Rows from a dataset
— Start —

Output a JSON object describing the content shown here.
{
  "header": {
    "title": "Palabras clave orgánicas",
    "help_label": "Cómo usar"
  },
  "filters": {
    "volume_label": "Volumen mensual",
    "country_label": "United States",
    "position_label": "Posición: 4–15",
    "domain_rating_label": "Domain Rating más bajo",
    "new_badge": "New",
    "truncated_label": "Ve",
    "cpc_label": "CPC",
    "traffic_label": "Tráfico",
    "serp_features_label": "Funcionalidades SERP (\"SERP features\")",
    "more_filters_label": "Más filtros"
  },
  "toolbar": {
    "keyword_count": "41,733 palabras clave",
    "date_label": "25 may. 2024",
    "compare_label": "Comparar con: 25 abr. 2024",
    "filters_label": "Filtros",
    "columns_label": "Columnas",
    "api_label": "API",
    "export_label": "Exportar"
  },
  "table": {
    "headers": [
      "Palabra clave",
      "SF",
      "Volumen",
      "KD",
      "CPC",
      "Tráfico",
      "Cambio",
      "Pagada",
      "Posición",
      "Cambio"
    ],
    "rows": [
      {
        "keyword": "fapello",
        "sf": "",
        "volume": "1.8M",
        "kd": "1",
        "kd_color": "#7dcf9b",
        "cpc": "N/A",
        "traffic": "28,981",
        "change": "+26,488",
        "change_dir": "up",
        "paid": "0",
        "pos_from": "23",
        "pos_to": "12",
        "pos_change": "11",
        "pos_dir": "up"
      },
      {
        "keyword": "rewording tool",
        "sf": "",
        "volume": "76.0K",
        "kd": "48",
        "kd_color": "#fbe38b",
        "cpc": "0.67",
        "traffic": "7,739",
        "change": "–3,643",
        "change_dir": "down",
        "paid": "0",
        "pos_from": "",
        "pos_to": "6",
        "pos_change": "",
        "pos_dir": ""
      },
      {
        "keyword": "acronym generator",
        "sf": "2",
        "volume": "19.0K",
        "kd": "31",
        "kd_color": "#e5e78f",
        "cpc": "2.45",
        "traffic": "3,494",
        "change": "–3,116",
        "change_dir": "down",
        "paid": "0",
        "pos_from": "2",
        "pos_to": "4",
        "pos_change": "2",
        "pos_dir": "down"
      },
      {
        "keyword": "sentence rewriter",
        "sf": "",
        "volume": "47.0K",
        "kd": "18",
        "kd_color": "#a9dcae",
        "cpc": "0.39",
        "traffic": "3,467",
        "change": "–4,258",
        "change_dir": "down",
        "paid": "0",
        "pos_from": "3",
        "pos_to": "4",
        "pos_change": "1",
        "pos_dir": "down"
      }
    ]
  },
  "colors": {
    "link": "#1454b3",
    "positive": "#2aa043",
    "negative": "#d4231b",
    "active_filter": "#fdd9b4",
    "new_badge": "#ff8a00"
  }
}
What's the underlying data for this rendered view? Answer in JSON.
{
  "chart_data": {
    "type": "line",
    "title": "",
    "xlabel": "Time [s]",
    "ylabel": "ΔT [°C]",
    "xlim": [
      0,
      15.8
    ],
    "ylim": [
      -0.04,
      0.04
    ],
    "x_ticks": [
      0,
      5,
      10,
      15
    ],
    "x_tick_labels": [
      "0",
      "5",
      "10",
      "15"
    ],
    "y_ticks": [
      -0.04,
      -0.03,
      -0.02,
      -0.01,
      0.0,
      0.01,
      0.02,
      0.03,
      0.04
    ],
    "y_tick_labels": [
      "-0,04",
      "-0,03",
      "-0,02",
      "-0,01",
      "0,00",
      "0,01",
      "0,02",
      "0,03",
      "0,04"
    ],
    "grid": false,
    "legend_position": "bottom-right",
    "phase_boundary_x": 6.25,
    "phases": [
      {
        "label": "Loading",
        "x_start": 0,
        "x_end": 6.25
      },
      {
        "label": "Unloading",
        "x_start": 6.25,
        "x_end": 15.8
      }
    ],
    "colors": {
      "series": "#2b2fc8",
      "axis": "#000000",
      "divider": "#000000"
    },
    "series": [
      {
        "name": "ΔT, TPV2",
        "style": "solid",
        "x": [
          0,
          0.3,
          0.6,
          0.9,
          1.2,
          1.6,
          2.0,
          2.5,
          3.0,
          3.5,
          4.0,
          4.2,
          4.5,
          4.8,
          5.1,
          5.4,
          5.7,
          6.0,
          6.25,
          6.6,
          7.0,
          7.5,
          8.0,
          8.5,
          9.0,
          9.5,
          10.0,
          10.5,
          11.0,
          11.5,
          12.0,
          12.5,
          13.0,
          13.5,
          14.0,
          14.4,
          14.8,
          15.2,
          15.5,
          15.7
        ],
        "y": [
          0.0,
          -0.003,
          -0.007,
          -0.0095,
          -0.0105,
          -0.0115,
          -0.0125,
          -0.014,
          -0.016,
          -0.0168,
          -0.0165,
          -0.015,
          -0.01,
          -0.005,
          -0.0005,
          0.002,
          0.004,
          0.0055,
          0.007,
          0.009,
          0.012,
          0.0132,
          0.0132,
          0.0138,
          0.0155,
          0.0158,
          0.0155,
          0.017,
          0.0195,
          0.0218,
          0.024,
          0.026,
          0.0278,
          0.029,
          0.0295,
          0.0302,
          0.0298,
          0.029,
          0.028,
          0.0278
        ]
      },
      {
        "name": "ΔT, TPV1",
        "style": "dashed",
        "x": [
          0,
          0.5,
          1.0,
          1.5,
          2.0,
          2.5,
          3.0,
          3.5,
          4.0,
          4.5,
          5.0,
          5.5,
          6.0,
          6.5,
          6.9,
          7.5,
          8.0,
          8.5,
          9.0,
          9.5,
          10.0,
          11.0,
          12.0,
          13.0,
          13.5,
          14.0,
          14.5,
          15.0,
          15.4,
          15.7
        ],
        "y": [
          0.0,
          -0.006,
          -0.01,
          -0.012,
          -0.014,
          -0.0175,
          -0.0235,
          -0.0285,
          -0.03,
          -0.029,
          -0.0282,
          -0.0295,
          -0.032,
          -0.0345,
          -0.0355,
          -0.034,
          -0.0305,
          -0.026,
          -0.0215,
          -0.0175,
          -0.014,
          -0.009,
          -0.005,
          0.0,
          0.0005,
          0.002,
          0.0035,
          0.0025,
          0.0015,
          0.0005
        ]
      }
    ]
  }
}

— End —

Job
Read through the entries and copy every line that includes "Volumen".

Task answer
    "volume_label": "Volumen mensual",
      "Volumen",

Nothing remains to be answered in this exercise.